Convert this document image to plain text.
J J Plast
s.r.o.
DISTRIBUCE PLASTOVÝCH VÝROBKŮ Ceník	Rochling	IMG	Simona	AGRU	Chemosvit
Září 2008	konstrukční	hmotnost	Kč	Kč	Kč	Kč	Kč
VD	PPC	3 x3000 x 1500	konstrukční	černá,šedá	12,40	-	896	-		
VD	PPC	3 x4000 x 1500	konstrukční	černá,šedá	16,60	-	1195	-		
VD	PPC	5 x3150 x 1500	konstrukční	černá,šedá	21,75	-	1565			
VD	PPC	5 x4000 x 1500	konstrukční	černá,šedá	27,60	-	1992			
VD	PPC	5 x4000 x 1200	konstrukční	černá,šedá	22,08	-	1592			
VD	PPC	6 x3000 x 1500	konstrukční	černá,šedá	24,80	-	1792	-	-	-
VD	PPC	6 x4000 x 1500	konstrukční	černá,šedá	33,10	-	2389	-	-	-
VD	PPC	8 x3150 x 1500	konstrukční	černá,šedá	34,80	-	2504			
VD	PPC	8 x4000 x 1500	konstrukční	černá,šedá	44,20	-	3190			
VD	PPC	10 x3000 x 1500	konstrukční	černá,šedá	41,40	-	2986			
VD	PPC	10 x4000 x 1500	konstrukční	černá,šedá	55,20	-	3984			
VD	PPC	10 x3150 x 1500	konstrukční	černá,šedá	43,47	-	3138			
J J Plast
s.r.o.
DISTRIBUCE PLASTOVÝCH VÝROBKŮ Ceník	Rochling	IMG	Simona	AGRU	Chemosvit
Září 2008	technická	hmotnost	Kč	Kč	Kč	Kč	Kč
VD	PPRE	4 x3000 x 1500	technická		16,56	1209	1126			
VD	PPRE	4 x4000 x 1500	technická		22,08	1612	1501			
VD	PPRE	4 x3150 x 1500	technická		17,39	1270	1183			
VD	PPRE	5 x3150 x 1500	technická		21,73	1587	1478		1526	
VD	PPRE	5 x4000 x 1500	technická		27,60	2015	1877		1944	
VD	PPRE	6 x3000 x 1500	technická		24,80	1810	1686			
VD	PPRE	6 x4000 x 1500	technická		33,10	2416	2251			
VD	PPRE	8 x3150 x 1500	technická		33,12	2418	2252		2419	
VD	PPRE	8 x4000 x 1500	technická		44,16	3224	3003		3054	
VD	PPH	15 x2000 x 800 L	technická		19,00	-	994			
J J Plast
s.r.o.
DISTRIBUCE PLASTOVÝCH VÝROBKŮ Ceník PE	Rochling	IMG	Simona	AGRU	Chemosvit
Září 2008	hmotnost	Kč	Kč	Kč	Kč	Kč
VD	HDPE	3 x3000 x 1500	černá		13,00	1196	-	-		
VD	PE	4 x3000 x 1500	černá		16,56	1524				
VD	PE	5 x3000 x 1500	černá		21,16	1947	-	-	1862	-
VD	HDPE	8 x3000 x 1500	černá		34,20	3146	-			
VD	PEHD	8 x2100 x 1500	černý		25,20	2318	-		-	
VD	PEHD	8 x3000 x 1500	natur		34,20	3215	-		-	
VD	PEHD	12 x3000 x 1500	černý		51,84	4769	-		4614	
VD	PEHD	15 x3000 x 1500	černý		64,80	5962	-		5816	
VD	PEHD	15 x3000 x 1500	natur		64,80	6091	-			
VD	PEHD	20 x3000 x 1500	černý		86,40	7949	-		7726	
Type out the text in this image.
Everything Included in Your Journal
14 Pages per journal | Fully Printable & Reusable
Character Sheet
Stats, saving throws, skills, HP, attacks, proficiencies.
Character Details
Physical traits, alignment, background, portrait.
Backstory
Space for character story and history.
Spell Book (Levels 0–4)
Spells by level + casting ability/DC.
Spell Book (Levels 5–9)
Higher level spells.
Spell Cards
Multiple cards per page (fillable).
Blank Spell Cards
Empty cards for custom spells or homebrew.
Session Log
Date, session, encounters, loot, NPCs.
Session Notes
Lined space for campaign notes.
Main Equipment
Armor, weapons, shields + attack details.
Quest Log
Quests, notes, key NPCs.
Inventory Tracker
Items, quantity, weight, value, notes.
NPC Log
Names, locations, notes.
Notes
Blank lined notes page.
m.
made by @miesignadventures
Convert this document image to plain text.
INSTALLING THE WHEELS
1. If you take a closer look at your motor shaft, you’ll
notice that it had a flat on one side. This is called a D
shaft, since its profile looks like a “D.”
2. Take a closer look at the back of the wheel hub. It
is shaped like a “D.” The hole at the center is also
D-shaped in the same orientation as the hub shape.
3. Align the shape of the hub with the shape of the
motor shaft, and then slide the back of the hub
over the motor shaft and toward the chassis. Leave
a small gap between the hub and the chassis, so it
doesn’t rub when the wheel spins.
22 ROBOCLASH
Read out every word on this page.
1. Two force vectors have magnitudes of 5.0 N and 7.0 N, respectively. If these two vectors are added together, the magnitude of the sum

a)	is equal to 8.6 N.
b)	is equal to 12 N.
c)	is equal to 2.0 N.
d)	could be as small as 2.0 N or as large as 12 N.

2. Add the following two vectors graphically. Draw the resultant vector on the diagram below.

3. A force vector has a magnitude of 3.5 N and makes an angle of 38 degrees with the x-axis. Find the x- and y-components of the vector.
==*==
**Exercise instructions**
The line containing "Read out every word on this page." marks the start; retype it and each line after it through the end of the records above, exactly.

**Result for this task**
Read out every word on this page.
1. Two force vectors have magnitudes of 5.0 N and 7.0 N, respectively. If these two vectors are added together, the magnitude of the sum

a)	is equal to 8.6 N.
b)	is equal to 12 N.
c)	is equal to 2.0 N.
d)	could be as small as 2.0 N or as large as 12 N.

2. Add the following two vectors graphically. Draw the resultant vector on the diagram below.

3. A force vector has a magnitude of 3.5 N and makes an angle of 38 degrees with the x-axis. Find the x- and y-components of the vector.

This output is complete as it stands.